** START AVAILABLE DATA **

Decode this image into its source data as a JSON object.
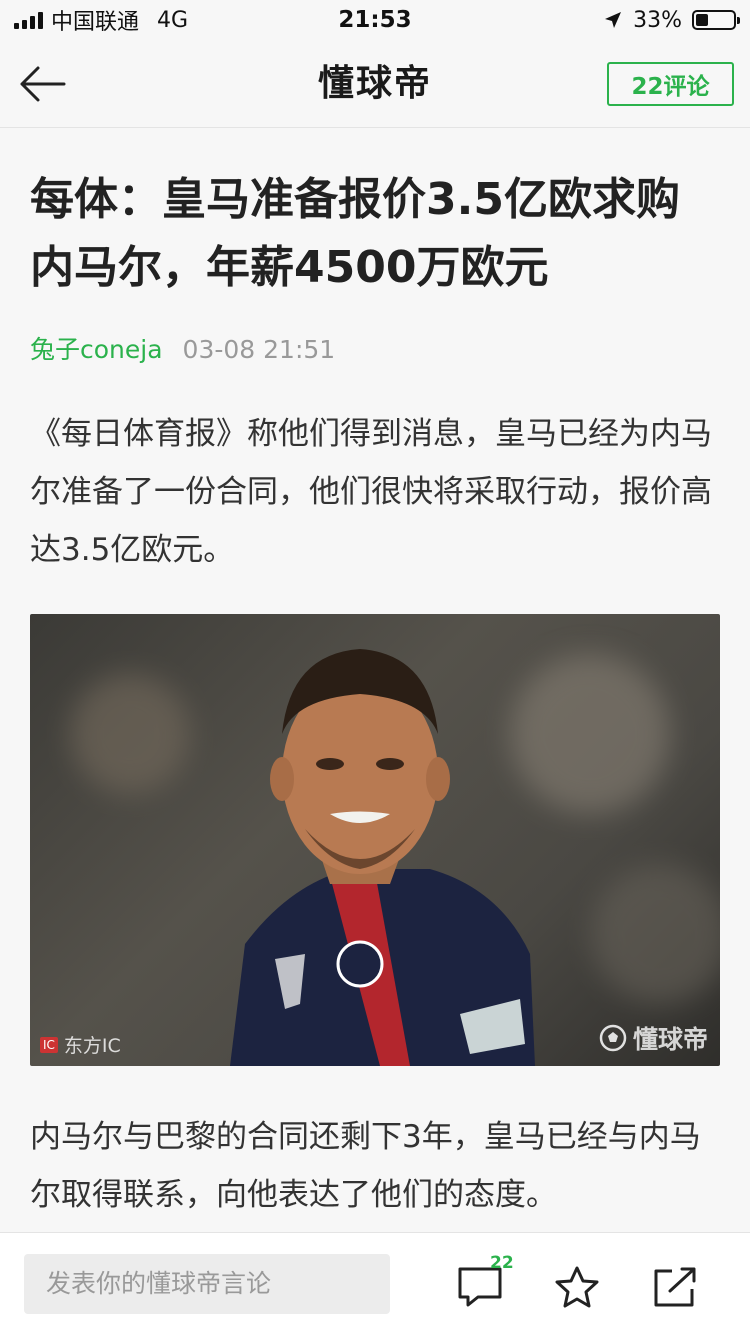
{
  "status_bar": {
    "carrier": "中国联通",
    "network": "4G",
    "time": "21:53",
    "battery_percent": "33%",
    "battery_level": 0.33
  },
  "nav": {
    "title": "懂球帝",
    "comment_count_label": "22评论"
  },
  "article": {
    "title": "每体：皇马准备报价3.5亿欧求购内马尔，年薪4500万欧元",
    "author": "兔子coneja",
    "timestamp": "03-08 21:51",
    "paragraph_1": "《每日体育报》称他们得到消息，皇马已经为内马尔准备了一份合同，他们很快将采取行动，报价高达3.5亿欧元。",
    "photo": {
      "watermark_left": "东方IC",
      "watermark_left_badge": "IC",
      "watermark_right": "懂球帝"
    },
    "paragraph_2": "内马尔与巴黎的合同还剩下3年，皇马已经与内马尔取得联系，向他表达了他们的态度。"
  },
  "bottom_bar": {
    "comment_placeholder": "发表你的懂球帝言论",
    "comment_badge": "22"
  },
  "colors": {
    "accent": "#2bb24c",
    "text": "#222222",
    "meta": "#999999"
  }
}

** END AVAILABLE DATA **

REQUIREMENTS ▸
Extract all the entries word for word; omit any pictures.

RESULT OF THE EXERCISE ▸
Decode this image into its source data as a JSON object.
{
  "status_bar": {
    "carrier": "中国联通",
    "network": "4G",
    "time": "21:53",
    "battery_percent": "33%",
    "battery_level": 0.33
  },
  "nav": {
    "title": "懂球帝",
    "comment_count_label": "22评论"
  },
  "article": {
    "title": "每体：皇马准备报价3.5亿欧求购内马尔，年薪4500万欧元",
    "author": "兔子coneja",
    "timestamp": "03-08 21:51",
    "paragraph_1": "《每日体育报》称他们得到消息，皇马已经为内马尔准备了一份合同，他们很快将采取行动，报价高达3.5亿欧元。",
    "photo": {
      "watermark_left": "东方IC",
      "watermark_left_badge": "IC",
      "watermark_right": "懂球帝"
    },
    "paragraph_2": "内马尔与巴黎的合同还剩下3年，皇马已经与内马尔取得联系，向他表达了他们的态度。"
  },
  "bottom_bar": {
    "comment_placeholder": "发表你的懂球帝言论",
    "comment_badge": "22"
  },
  "colors": {
    "accent": "#2bb24c",
    "text": "#222222",
    "meta": "#999999"
  }
}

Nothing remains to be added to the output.